═════ GIVEN DATA ═════

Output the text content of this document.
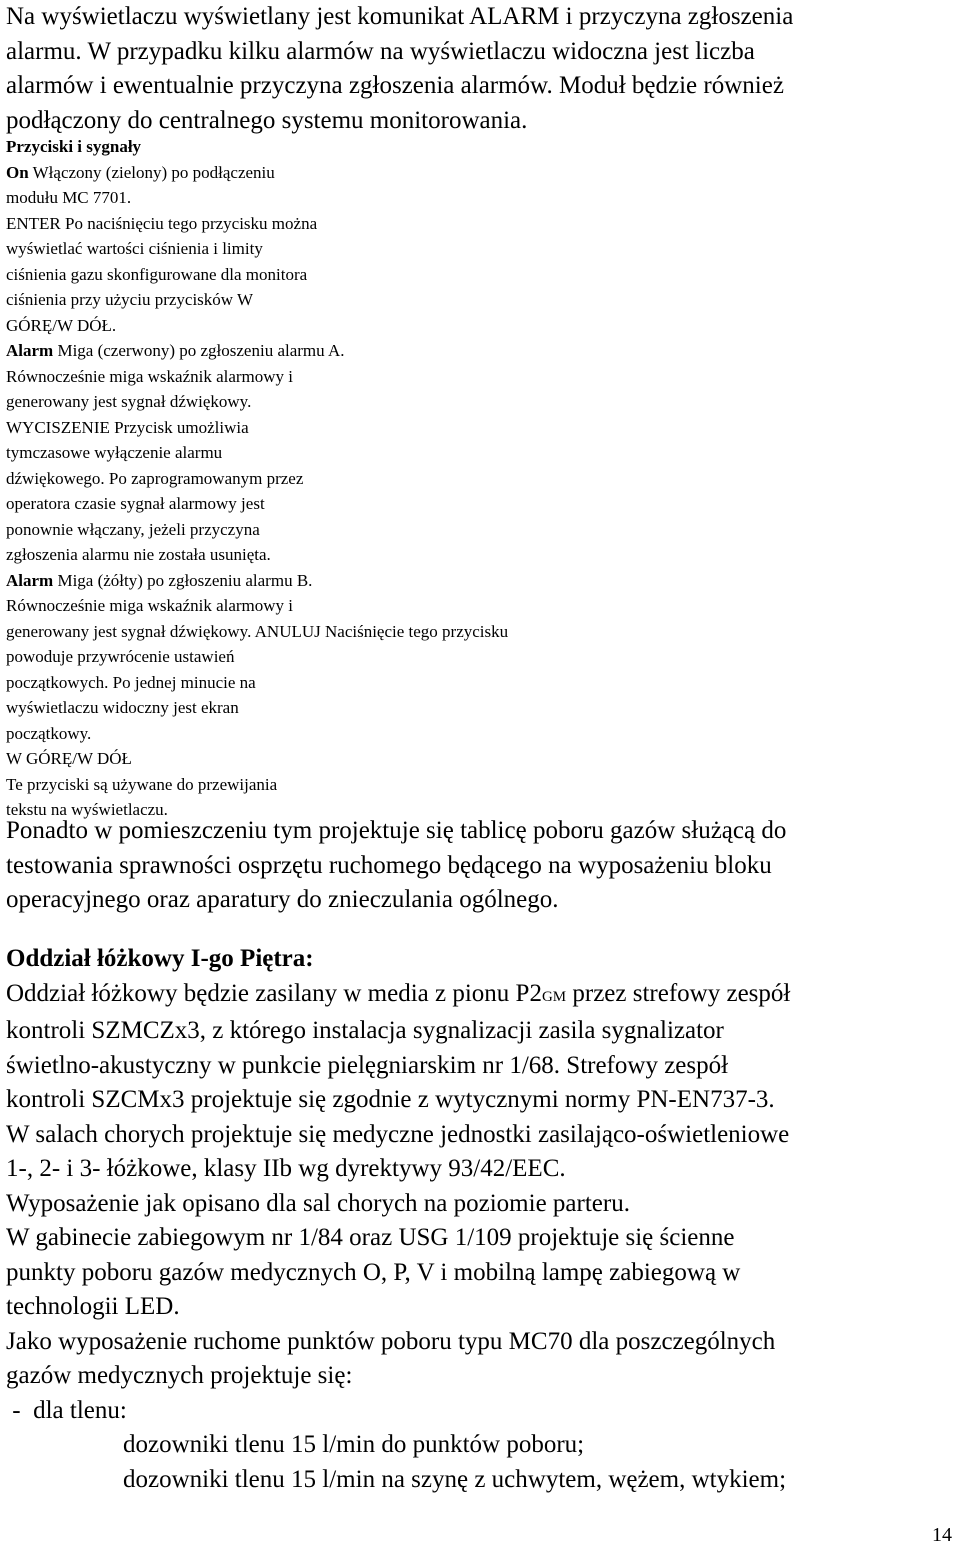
Na wyświetlaczu wyświetlany jest komunikat ALARM i przyczyna zgłoszenia

alarmu. W przypadku kilku alarmów na wyświetlaczu widoczna jest liczba

alarmów i ewentualnie przyczyna zgłoszenia alarmów. Moduł będzie również

podłączony do centralnego systemu monitorowania.

Przyciski i sygnały

On Włączony (zielony) po podłączeniu

modułu MC 7701.

ENTER Po naciśnięciu tego przycisku można

wyświetlać wartości ciśnienia i limity

ciśnienia gazu skonfigurowane dla monitora

ciśnienia przy użyciu przycisków W

GÓRĘ/W DÓŁ.

Alarm Miga (czerwony) po zgłoszeniu alarmu A.

Równocześnie miga wskaźnik alarmowy i

generowany jest sygnał dźwiękowy.

WYCISZENIE Przycisk umożliwia

tymczasowe wyłączenie alarmu

dźwiękowego. Po zaprogramowanym przez

operatora czasie sygnał alarmowy jest

ponownie włączany, jeżeli przyczyna

zgłoszenia alarmu nie została usunięta.

Alarm Miga (żółty) po zgłoszeniu alarmu B.

Równocześnie miga wskaźnik alarmowy i

generowany jest sygnał dźwiękowy. ANULUJ Naciśnięcie tego przycisku

powoduje przywrócenie ustawień

początkowych. Po jednej minucie na

wyświetlaczu widoczny jest ekran

początkowy.

W GÓRĘ/W DÓŁ

Te przyciski są używane do przewijania

tekstu na wyświetlaczu.

Ponadto w pomieszczeniu tym projektuje się tablicę poboru gazów służącą do

testowania sprawności osprzętu ruchomego będącego na wyposażeniu bloku

operacyjnego oraz aparatury do znieczulania ogólnego.

Oddział łóżkowy I-go Piętra:

Oddział łóżkowy będzie zasilany w media z pionu P2GM przez strefowy zespół

kontroli SZMCZx3, z którego instalacja sygnalizacji zasila sygnalizator

świetlno-akustyczny w punkcie pielęgniarskim nr 1/68. Strefowy zespół

kontroli SZCMx3 projektuje się zgodnie z wytycznymi normy PN-EN737-3.

W salach chorych projektuje się medyczne jednostki zasilająco-oświetleniowe

1-, 2- i 3- łóżkowe, klasy IIb wg dyrektywy 93/42/EEC.

Wyposażenie jak opisano dla sal chorych na poziomie parteru.

W gabinecie zabiegowym nr 1/84 oraz USG 1/109 projektuje się ścienne

punkty poboru gazów medycznych O, P, V i mobilną lampę zabiegową w

technologii LED.

Jako wyposażenie ruchome punktów poboru typu MC70 dla poszczególnych

gazów medycznych projektuje się:

-  dla tlenu:

dozowniki tlenu 15 l/min do punktów poboru;

dozowniki tlenu 15 l/min na szynę z uchwytem, wężem, wtykiem;

14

═════

▸ **EXERCISE DESCRIPTION**: Leave out the pictures and repeat everything else in the records exactly.

▸ **ANSWER TO THIS TASK**:
Output the text content of this document.
Na wyświetlaczu wyświetlany jest komunikat ALARM i przyczyna zgłoszenia

alarmu. W przypadku kilku alarmów na wyświetlaczu widoczna jest liczba

alarmów i ewentualnie przyczyna zgłoszenia alarmów. Moduł będzie również

podłączony do centralnego systemu monitorowania.

Przyciski i sygnały

On Włączony (zielony) po podłączeniu

modułu MC 7701.

ENTER Po naciśnięciu tego przycisku można

wyświetlać wartości ciśnienia i limity

ciśnienia gazu skonfigurowane dla monitora

ciśnienia przy użyciu przycisków W

GÓRĘ/W DÓŁ.

Alarm Miga (czerwony) po zgłoszeniu alarmu A.

Równocześnie miga wskaźnik alarmowy i

generowany jest sygnał dźwiękowy.

WYCISZENIE Przycisk umożliwia

tymczasowe wyłączenie alarmu

dźwiękowego. Po zaprogramowanym przez

operatora czasie sygnał alarmowy jest

ponownie włączany, jeżeli przyczyna

zgłoszenia alarmu nie została usunięta.

Alarm Miga (żółty) po zgłoszeniu alarmu B.

Równocześnie miga wskaźnik alarmowy i

generowany jest sygnał dźwiękowy. ANULUJ Naciśnięcie tego przycisku

powoduje przywrócenie ustawień

początkowych. Po jednej minucie na

wyświetlaczu widoczny jest ekran

początkowy.

W GÓRĘ/W DÓŁ

Te przyciski są używane do przewijania

tekstu na wyświetlaczu.

Ponadto w pomieszczeniu tym projektuje się tablicę poboru gazów służącą do

testowania sprawności osprzętu ruchomego będącego na wyposażeniu bloku

operacyjnego oraz aparatury do znieczulania ogólnego.

Oddział łóżkowy I-go Piętra:

Oddział łóżkowy będzie zasilany w media z pionu P2GM przez strefowy zespół

kontroli SZMCZx3, z którego instalacja sygnalizacji zasila sygnalizator

świetlno-akustyczny w punkcie pielęgniarskim nr 1/68. Strefowy zespół

kontroli SZCMx3 projektuje się zgodnie z wytycznymi normy PN-EN737-3.

W salach chorych projektuje się medyczne jednostki zasilająco-oświetleniowe

1-, 2- i 3- łóżkowe, klasy IIb wg dyrektywy 93/42/EEC.

Wyposażenie jak opisano dla sal chorych na poziomie parteru.

W gabinecie zabiegowym nr 1/84 oraz USG 1/109 projektuje się ścienne

punkty poboru gazów medycznych O, P, V i mobilną lampę zabiegową w

technologii LED.

Jako wyposażenie ruchome punktów poboru typu MC70 dla poszczególnych

gazów medycznych projektuje się:

-  dla tlenu:

dozowniki tlenu 15 l/min do punktów poboru;

dozowniki tlenu 15 l/min na szynę z uchwytem, wężem, wtykiem;

14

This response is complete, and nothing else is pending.